> **WORK TO COMPLETE**:
Transcribe the stretch of lines from the one containing "staticText: e [92, 154, 98, 162]" through the one containing "button[interactable]: Masterchef panspecial", both included, reproducing each line exactly.

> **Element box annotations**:
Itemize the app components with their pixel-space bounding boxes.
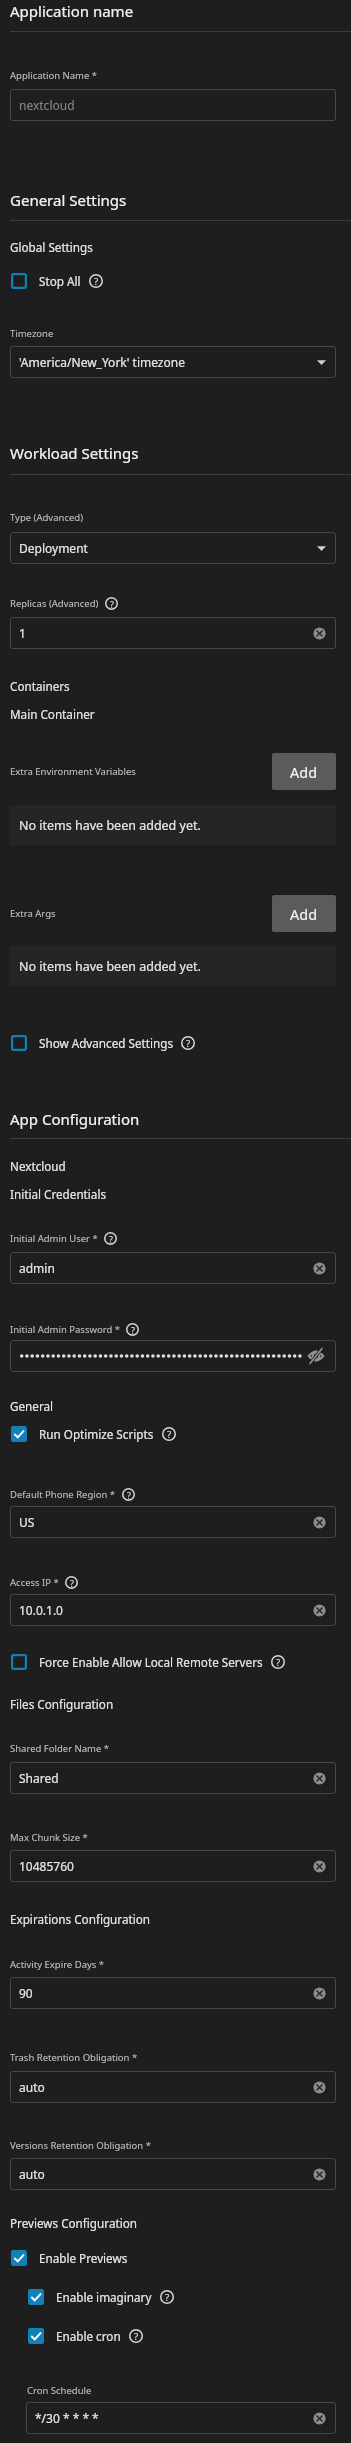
button[interactable]: Enable cron (28, 2328, 143, 2344)
button[interactable]: admin (10, 1252, 336, 1284)
staticText: ? (165, 2291, 170, 2304)
staticText: admin (19, 1260, 55, 1276)
staticText: Expirations Configuration (10, 1911, 151, 1927)
other: Clear (313, 2412, 326, 2425)
staticText: Containers (10, 678, 70, 694)
button[interactable]: Enable Previews (11, 2250, 128, 2266)
button[interactable]: auto (10, 2158, 336, 2190)
staticText: Timezone (10, 327, 54, 340)
button[interactable]: Show Advanced Settings (11, 1035, 195, 1051)
staticText: Run Optimize Scripts (39, 1426, 154, 1442)
button[interactable]: Show password (10, 1340, 336, 1372)
staticText: 10.0.1.0 (19, 1602, 63, 1618)
other: Help (89, 274, 103, 288)
button[interactable]: */30 * * * * (26, 2402, 336, 2434)
other: Help (271, 1655, 285, 1669)
other: Help (122, 1488, 135, 1501)
staticText: Replicas (Advanced) (10, 597, 99, 610)
other: Clear (313, 1987, 326, 2000)
staticText: Initial Admin Password * (10, 1323, 120, 1336)
staticText: Application Name * (10, 69, 98, 82)
staticText: App Configuration (10, 1109, 140, 1129)
other: Clear (313, 1604, 326, 1617)
button[interactable]: Run Optimize Scripts (11, 1426, 176, 1442)
staticText: Cron Schedule (27, 2384, 92, 2397)
staticText: Show Advanced Settings (39, 1035, 173, 1051)
staticText: ? (94, 275, 99, 288)
other: Clear (313, 1772, 326, 1785)
staticText: Versions Retention Obligation * (10, 2139, 151, 2152)
other: Show password (308, 1348, 324, 1364)
button[interactable]: 10485760 (10, 1850, 336, 1882)
staticText: Max Chunk Size * (10, 1831, 88, 1844)
button[interactable]: Enable imaginary (28, 2289, 174, 2305)
staticText: Previews Configuration (10, 2215, 137, 2231)
other: Help (162, 1427, 176, 1441)
staticText: 10485760 (19, 1858, 74, 1874)
staticText: Initial Admin User * (10, 1232, 98, 1245)
staticText: */30 * * * * (35, 2410, 99, 2426)
button[interactable]: 'America/New_York' timezone (10, 346, 336, 378)
other: Clear (313, 627, 326, 640)
button[interactable]: Stop All (11, 273, 103, 289)
staticText: US (19, 1514, 35, 1530)
staticText: Default Phone Region * (10, 1488, 116, 1501)
other: Clear (313, 2168, 326, 2181)
staticText: Add (290, 904, 318, 924)
staticText: Files Configuration (10, 1696, 114, 1712)
other: Clear (313, 1516, 326, 1529)
staticText: Extra Environment Variables (10, 765, 136, 778)
staticText: 90 (19, 1985, 33, 2001)
other: Help (104, 1232, 117, 1245)
staticText: No items have been added yet. (19, 817, 201, 834)
staticText: Initial Credentials (10, 1186, 107, 1202)
staticText: 1 (19, 625, 26, 641)
staticText: Enable imaginary (56, 2289, 152, 2305)
staticText: ? (186, 1037, 191, 1050)
staticText: auto (19, 2079, 45, 2095)
staticText: Global Settings (10, 239, 93, 255)
staticText: ? (134, 2330, 139, 2343)
staticText: Shared Folder Name * (10, 1742, 110, 1755)
button[interactable]: Shared (10, 1762, 336, 1794)
staticText: Nextcloud (10, 1158, 66, 1174)
other: Help (126, 1323, 139, 1336)
button[interactable]: Add (272, 895, 336, 932)
other: Clear (313, 1262, 326, 1275)
button[interactable]: nextcloud (10, 89, 336, 121)
staticText: 'America/New_York' timezone (19, 354, 185, 370)
other: Help (129, 2329, 143, 2343)
staticText: General (10, 1398, 54, 1414)
staticText: ? (131, 1324, 135, 1336)
staticText: Enable Previews (39, 2250, 128, 2266)
staticText: Stop All (39, 273, 81, 289)
button[interactable]: 10.0.1.0 (10, 1594, 336, 1626)
button[interactable]: Force Enable Allow Local Remote Servers (11, 1654, 285, 1670)
staticText: Workload Settings (10, 443, 139, 463)
other: Clear (313, 1860, 326, 1873)
staticText: Type (Advanced) (10, 511, 84, 524)
other: Clear (313, 2081, 326, 2094)
staticText: ? (167, 1428, 172, 1441)
staticText: General Settings (10, 190, 127, 210)
button[interactable]: auto (10, 2071, 336, 2103)
staticText: Shared (19, 1770, 59, 1786)
other: Help (160, 2290, 174, 2304)
staticText: Access IP * (10, 1576, 59, 1589)
staticText: auto (19, 2166, 45, 2182)
staticText: Force Enable Allow Local Remote Servers (39, 1654, 263, 1670)
other: Help (65, 1576, 78, 1589)
staticText: Add (290, 762, 318, 782)
button[interactable]: Deployment (10, 532, 336, 564)
staticText: ? (110, 598, 114, 610)
staticText: ? (70, 1577, 74, 1589)
staticText: Application name (10, 1, 134, 21)
staticText: Deployment (19, 540, 88, 556)
button[interactable]: 1 (10, 617, 336, 649)
button[interactable]: Add (272, 753, 336, 790)
button[interactable]: 90 (10, 1977, 336, 2009)
staticText: ? (276, 1656, 281, 1669)
button[interactable]: US (10, 1506, 336, 1538)
other: Help (105, 597, 118, 610)
staticText: Trash Retention Obligation * (10, 2051, 138, 2064)
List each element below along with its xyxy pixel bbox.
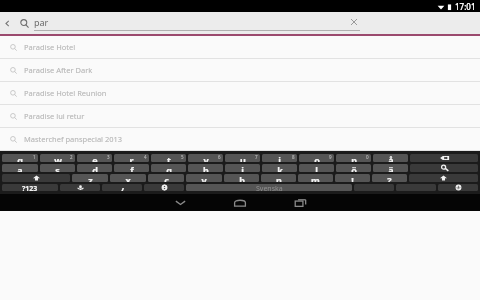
staticText: e [92, 154, 98, 162]
staticText: 4 [144, 154, 147, 160]
button[interactable]: Paradise Hotel Reunion [0, 82, 480, 104]
staticText: w [54, 154, 62, 162]
button[interactable]: Clear [348, 16, 360, 28]
staticText: par [34, 16, 348, 28]
button[interactable]: Masterchef panspecial 2013 [0, 128, 480, 150]
staticText: ? [387, 174, 392, 182]
button[interactable]: r [114, 154, 149, 162]
button[interactable]: Shift [2, 174, 70, 182]
button[interactable]: q [2, 154, 38, 162]
button[interactable]: ?123 [2, 184, 58, 191]
staticText: 8 [292, 154, 295, 160]
button[interactable]: Emoji [438, 184, 478, 191]
button[interactable]: y [188, 154, 223, 162]
button[interactable]: x [110, 174, 146, 182]
button[interactable]: t [151, 154, 186, 162]
staticText: å [388, 154, 394, 162]
staticText: Paradise Hotel Reunion [24, 88, 107, 98]
staticText: f [130, 164, 134, 172]
button[interactable]: Paradise After Dark [0, 59, 480, 81]
button[interactable]: ä [373, 164, 408, 172]
button[interactable]: f [114, 164, 149, 172]
staticText: o [314, 154, 320, 162]
button[interactable]: v [186, 174, 222, 182]
button[interactable]: Paradise Hotel [0, 36, 480, 58]
button[interactable]: Home [210, 194, 270, 211]
button[interactable]: p [336, 154, 371, 162]
staticText: Paradise lui retur [24, 111, 85, 121]
staticText: v [201, 174, 207, 182]
button[interactable]: Voice input [60, 184, 100, 191]
staticText: j [241, 164, 244, 172]
staticText: 17:01 [455, 1, 476, 12]
button[interactable]: Back [150, 194, 210, 211]
button[interactable]: s [40, 164, 75, 172]
button[interactable]: a [2, 164, 38, 172]
staticText: Masterchef panspecial 2013 [24, 134, 123, 144]
button[interactable]: l [299, 164, 334, 172]
button[interactable]: Shift [409, 174, 478, 182]
staticText: p [351, 154, 357, 162]
button[interactable]: Back [0, 12, 14, 34]
button[interactable]: z [72, 174, 108, 182]
button[interactable]: o [299, 154, 334, 162]
staticText: t [167, 154, 171, 162]
staticText: k [277, 164, 283, 172]
button[interactable]: Search [14, 12, 34, 34]
button[interactable]: n [261, 174, 296, 182]
button[interactable]: Search [410, 164, 478, 172]
button[interactable]: Recent apps [270, 194, 330, 211]
button[interactable]: ! [335, 174, 370, 182]
staticText: x [125, 174, 131, 182]
staticText: d [92, 164, 98, 172]
button[interactable]: e [77, 154, 112, 162]
staticText: l [315, 164, 318, 172]
staticText: 7 [255, 154, 258, 160]
button[interactable]: Change language [144, 184, 184, 191]
staticText: Svenska [256, 184, 283, 191]
button[interactable]: h [188, 164, 223, 172]
staticText: a [17, 164, 23, 172]
staticText: h [203, 164, 209, 172]
button[interactable]: å [373, 154, 408, 162]
staticText: q [17, 154, 23, 162]
staticText: / [120, 184, 124, 191]
button[interactable]: c [148, 174, 184, 182]
staticText: 3 [107, 154, 110, 160]
button[interactable]: b [224, 174, 259, 182]
staticText: 2 [70, 154, 73, 160]
staticText: Paradise Hotel [24, 42, 76, 52]
button[interactable]: m [298, 174, 333, 182]
staticText: 0 [366, 154, 369, 160]
button[interactable]: / [102, 184, 142, 191]
staticText: b [239, 174, 245, 182]
staticText: u [240, 154, 246, 162]
button[interactable]: j [225, 164, 260, 172]
button[interactable]: g [151, 164, 186, 172]
button[interactable]: Paradise lui retur [0, 105, 480, 127]
button[interactable]: k [262, 164, 297, 172]
staticText: Paradise After Dark [24, 65, 93, 75]
button[interactable]: ö [336, 164, 371, 172]
staticText: 9 [329, 154, 332, 160]
staticText: 6 [218, 154, 221, 160]
staticText: c [164, 174, 169, 182]
button[interactable]: w [40, 154, 75, 162]
button[interactable]: Svenska [186, 184, 352, 191]
staticText: ö [351, 164, 357, 172]
button[interactable]: ? [372, 174, 407, 182]
button[interactable]: i [262, 154, 297, 162]
staticText: s [55, 164, 60, 172]
staticText: m [311, 174, 320, 182]
staticText: 1 [33, 154, 36, 160]
staticText: ! [351, 174, 354, 182]
staticText: i [278, 154, 281, 162]
button[interactable]: d [77, 164, 112, 172]
staticText: n [276, 174, 282, 182]
button[interactable]: Backspace [410, 154, 478, 162]
button[interactable]: u [225, 154, 260, 162]
staticText: ?123 [22, 184, 38, 191]
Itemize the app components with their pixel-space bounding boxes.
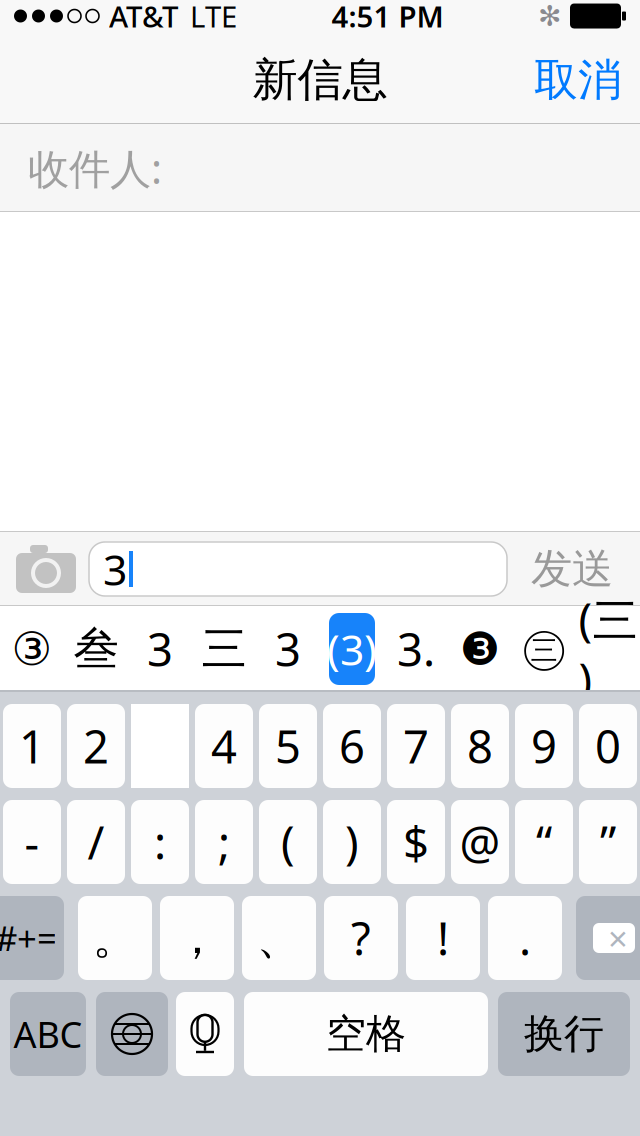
staticText: ; [218,812,230,872]
button[interactable]: 4 [195,704,253,788]
button[interactable]: ❸ [448,606,512,692]
staticText: ✻ [538,0,561,32]
button[interactable]: “ [515,800,573,884]
button[interactable]: 、 [242,896,316,980]
button[interactable]: 3 [256,606,320,692]
staticText: 0 [595,716,621,776]
button[interactable]: 8 [451,704,509,788]
staticText: @ [460,812,500,872]
button[interactable]: Dictation [176,992,234,1076]
button[interactable]: 取消 [534,39,640,121]
staticText: 3 [275,619,301,679]
staticText: (3) [327,621,377,677]
staticText: $ [403,812,429,872]
staticText: : [154,812,166,872]
staticText: AT&T [109,0,178,36]
staticText: 7 [403,716,429,776]
staticText: 8 [467,716,493,776]
staticText: ” [600,812,616,872]
button[interactable]: 叁 [64,606,128,692]
button[interactable]: ” [579,800,637,884]
button[interactable]: $ [387,800,445,884]
staticText: 6 [339,716,365,776]
staticText: ABC [14,1010,82,1058]
staticText: 新信息 [252,52,388,108]
staticText: “ [536,812,552,872]
button[interactable]: 空格 [244,992,488,1076]
staticText: LTE [190,0,237,36]
button[interactable]: (3) [320,606,384,692]
staticText: ( [281,812,295,872]
button[interactable]: 换行 [498,992,630,1076]
button[interactable]: . [488,896,562,980]
staticText: ! [437,908,449,968]
button[interactable]: Camera [3,533,89,605]
button[interactable]: 0 [579,704,637,788]
staticText: / [88,812,104,872]
staticText: . [519,908,531,968]
button[interactable]: 收件人: [0,124,640,212]
staticText: 4:51 PM [332,0,444,36]
staticText: 2 [83,716,109,776]
staticText: #+= [0,915,57,961]
staticText: (三) [578,589,638,709]
button[interactable]: ) [323,800,381,884]
staticText: 3 [103,541,127,597]
staticText: ③ [12,623,52,675]
button[interactable]: / [67,800,125,884]
staticText: ， [174,910,220,966]
button[interactable]: - [3,800,61,884]
staticText: - [24,812,40,872]
button[interactable]: 3 [128,606,192,692]
button[interactable]: #+= [0,896,64,980]
button[interactable]: 9 [515,704,573,788]
staticText: 取消 [534,53,622,107]
button[interactable]: 6 [323,704,381,788]
staticText: 收件人: [28,141,162,196]
staticText: ❸ [460,623,500,675]
staticText: 叁 [74,621,118,677]
button[interactable]: ( [259,800,317,884]
staticText: × [608,915,628,961]
button[interactable]: Next keyboard [96,992,168,1076]
staticText: 三 [202,621,246,677]
staticText: 换行 [524,1009,604,1058]
staticText: 3 [147,619,173,679]
staticText: 9 [531,716,557,776]
button[interactable]: 5 [259,704,317,788]
staticText: 4 [211,716,237,776]
button[interactable]: 3. [384,606,448,692]
staticText: ) [345,812,359,872]
button[interactable]: ABC [10,992,86,1076]
button[interactable]: 1 [3,704,61,788]
staticText: 空格 [326,1009,406,1058]
button[interactable]: ! [406,896,480,980]
button[interactable]: 三 [192,606,256,692]
button[interactable]: ? [324,896,398,980]
button[interactable]: @ [451,800,509,884]
button[interactable]: 7 [387,704,445,788]
button[interactable]: 发送 [507,533,637,605]
button[interactable]: ㊂ [512,606,576,692]
staticText: 3. [397,619,435,679]
staticText: 发送 [531,544,613,594]
button[interactable]: ; [195,800,253,884]
staticText: 、 [256,910,302,966]
staticText: ? [351,908,371,968]
button[interactable]: : [131,800,189,884]
button[interactable]: ， [160,896,234,980]
staticText: ㊂ [522,621,566,677]
button[interactable]: 。 [78,896,152,980]
staticText: 5 [275,716,301,776]
staticText: 。 [92,910,138,966]
button[interactable]: ③ [0,606,64,692]
button[interactable]: 2 [67,704,125,788]
button[interactable]: Delete [576,896,640,980]
button[interactable]: (三) [576,606,640,692]
staticText: 1 [19,716,45,776]
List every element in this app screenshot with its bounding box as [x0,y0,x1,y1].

> **SOLUTION FOR THIS EXERCISE**:
staticText: e [92, 154, 98, 162]
staticText: 4 [144, 154, 147, 160]
button[interactable]: Paradise Hotel Reunion [0, 82, 480, 104]
staticText: w [54, 154, 62, 162]
button[interactable]: Clear [348, 16, 360, 28]
staticText: par [34, 16, 348, 28]
button[interactable]: Masterchef panspecial 2013 [0, 128, 480, 150]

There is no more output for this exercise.